* Set task: Search the material for the word "Handwerker" and copy each line that holds it.

* Record extracts:
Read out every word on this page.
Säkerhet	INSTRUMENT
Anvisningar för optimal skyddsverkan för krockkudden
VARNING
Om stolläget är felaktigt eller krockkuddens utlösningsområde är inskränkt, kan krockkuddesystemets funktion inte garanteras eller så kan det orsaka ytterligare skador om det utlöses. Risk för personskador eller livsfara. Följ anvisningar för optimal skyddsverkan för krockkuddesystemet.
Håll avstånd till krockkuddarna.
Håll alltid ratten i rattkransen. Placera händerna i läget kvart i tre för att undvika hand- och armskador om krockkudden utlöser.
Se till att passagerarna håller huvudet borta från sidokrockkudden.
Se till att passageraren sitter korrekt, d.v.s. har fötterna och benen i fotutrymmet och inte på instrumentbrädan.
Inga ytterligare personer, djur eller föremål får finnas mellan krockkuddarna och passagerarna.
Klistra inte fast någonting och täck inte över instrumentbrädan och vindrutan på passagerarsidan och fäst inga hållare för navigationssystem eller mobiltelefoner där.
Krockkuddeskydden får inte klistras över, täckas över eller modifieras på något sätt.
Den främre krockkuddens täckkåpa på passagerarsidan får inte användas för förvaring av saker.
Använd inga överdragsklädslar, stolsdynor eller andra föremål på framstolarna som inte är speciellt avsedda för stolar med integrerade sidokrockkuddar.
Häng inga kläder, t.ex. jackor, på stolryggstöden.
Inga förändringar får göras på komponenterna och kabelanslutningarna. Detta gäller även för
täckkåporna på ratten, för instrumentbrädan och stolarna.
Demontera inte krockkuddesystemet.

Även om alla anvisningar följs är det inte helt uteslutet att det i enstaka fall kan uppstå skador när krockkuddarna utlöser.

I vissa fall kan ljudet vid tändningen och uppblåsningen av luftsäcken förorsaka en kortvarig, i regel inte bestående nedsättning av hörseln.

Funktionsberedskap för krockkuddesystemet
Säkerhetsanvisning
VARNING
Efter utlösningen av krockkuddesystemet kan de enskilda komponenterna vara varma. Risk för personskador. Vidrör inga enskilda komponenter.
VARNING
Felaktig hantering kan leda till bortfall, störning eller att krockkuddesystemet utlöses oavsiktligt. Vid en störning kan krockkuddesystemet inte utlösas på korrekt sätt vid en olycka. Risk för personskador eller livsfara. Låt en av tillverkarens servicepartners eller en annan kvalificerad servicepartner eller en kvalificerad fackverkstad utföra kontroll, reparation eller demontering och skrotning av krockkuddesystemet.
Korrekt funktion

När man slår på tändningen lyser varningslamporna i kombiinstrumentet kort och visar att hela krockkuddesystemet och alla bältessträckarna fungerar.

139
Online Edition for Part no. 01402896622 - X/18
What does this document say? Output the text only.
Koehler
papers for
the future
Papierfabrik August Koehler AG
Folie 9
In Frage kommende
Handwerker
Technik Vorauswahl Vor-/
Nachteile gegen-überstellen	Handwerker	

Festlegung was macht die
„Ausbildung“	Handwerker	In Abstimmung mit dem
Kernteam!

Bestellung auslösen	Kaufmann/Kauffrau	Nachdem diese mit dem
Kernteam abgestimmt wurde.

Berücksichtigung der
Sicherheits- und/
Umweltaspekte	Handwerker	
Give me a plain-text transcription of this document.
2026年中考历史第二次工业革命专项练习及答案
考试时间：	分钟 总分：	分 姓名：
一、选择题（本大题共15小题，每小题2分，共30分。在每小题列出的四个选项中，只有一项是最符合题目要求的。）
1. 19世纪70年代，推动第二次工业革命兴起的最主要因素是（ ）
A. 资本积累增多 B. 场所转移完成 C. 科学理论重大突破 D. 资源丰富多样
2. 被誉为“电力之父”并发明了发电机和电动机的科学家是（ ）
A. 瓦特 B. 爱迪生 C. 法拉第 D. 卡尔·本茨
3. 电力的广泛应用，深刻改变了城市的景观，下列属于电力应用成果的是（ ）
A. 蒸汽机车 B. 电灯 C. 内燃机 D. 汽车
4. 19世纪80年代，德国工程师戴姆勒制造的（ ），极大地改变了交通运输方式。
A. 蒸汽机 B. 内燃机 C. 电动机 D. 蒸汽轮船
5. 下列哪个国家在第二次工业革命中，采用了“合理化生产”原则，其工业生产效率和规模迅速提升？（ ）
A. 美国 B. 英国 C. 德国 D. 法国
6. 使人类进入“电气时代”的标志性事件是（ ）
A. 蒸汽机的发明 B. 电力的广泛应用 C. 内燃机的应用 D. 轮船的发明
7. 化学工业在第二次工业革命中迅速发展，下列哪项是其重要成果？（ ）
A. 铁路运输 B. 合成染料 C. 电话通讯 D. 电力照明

* Exercise result:
Handwerker
Nachteile gegen-überstellen	Handwerker	
„Ausbildung“	Handwerker	In Abstimmung mit dem
Umweltaspekte	Handwerker	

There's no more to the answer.